- [WHAT TO WORK ON]: In the entries below, count the lines holding "name". Reply with the number only.

(Dataset rows)
#####

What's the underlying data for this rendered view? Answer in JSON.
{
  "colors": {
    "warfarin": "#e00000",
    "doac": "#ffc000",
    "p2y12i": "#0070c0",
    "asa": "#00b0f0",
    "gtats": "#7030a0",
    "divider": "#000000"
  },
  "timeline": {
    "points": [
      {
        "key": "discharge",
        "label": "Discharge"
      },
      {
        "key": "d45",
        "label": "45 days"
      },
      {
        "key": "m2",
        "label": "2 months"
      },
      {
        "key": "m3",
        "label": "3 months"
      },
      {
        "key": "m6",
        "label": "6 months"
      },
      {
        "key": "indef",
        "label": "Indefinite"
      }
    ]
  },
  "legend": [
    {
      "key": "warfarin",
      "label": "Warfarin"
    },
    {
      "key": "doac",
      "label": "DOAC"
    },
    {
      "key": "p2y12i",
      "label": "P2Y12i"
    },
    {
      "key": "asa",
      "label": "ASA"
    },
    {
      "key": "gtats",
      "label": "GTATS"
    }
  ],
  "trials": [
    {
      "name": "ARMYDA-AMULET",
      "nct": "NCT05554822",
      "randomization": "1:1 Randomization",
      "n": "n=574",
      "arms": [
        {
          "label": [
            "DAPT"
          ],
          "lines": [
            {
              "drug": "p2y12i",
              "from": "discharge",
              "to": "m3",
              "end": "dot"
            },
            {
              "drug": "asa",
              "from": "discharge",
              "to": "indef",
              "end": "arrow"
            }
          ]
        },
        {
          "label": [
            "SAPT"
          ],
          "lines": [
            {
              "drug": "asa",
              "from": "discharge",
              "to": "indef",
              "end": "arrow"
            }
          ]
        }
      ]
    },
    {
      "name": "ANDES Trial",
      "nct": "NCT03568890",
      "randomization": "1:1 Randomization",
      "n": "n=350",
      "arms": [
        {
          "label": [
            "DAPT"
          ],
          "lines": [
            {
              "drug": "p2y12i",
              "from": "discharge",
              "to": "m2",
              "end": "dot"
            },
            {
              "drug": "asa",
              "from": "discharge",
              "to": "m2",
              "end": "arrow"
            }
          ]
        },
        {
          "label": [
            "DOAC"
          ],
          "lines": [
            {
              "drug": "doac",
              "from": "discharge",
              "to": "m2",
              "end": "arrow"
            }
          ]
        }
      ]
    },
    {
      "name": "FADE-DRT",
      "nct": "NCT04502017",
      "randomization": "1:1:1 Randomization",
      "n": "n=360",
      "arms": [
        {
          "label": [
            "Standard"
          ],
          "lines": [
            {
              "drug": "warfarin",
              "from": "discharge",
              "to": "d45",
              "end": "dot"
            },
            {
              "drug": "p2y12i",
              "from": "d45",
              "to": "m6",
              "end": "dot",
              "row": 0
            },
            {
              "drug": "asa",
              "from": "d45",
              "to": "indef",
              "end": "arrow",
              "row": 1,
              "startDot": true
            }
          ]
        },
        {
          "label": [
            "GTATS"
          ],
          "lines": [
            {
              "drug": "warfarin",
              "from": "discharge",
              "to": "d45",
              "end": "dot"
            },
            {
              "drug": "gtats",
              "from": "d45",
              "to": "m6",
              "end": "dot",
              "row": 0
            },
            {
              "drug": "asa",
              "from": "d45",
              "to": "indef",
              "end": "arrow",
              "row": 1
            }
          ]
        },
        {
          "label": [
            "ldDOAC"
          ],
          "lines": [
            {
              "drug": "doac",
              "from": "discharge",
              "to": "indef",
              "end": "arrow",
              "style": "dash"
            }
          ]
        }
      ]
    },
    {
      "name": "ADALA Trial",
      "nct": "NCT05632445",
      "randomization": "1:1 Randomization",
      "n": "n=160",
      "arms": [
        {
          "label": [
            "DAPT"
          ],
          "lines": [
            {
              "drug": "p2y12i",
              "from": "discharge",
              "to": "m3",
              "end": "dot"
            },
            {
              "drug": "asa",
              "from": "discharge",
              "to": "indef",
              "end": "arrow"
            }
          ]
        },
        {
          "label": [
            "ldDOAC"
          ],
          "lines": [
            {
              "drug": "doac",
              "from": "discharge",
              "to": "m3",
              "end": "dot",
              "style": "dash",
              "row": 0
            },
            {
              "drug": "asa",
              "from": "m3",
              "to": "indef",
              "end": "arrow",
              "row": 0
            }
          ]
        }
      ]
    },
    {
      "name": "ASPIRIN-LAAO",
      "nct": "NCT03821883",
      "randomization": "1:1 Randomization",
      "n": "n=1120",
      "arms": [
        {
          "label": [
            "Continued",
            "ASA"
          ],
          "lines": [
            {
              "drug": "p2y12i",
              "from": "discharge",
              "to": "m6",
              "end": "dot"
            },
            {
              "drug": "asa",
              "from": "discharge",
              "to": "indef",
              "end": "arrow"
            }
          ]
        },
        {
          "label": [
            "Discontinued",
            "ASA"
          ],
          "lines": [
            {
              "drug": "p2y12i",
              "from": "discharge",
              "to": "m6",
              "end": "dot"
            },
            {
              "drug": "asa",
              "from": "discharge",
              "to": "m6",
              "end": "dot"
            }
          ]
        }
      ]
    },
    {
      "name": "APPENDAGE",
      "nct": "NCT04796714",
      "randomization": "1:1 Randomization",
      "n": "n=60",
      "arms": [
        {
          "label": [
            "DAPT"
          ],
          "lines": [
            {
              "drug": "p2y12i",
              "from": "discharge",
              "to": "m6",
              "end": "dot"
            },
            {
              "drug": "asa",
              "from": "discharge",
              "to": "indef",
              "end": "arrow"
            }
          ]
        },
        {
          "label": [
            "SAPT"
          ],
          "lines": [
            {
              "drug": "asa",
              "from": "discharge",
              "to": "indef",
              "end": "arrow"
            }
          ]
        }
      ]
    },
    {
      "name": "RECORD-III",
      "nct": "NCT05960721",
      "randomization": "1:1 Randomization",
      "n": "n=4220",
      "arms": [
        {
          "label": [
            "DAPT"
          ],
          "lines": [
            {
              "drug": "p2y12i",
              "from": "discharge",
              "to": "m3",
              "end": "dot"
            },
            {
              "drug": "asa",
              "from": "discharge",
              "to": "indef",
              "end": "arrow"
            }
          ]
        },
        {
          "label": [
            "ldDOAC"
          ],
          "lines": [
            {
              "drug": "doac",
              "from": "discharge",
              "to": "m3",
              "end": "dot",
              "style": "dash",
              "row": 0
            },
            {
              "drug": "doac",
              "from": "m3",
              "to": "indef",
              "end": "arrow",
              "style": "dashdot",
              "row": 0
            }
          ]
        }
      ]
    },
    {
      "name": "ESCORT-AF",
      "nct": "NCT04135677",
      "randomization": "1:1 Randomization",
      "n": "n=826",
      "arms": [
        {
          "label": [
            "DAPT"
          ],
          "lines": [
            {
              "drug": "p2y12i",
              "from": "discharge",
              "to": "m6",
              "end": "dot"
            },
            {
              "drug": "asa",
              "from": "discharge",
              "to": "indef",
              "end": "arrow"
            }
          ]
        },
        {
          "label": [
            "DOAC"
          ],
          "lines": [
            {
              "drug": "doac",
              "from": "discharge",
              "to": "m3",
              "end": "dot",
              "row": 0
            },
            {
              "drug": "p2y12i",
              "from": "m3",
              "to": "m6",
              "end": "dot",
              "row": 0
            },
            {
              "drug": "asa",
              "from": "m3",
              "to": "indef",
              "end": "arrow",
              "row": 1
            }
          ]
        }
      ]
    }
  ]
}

#####

- [SOLVED PROBLEM]: 8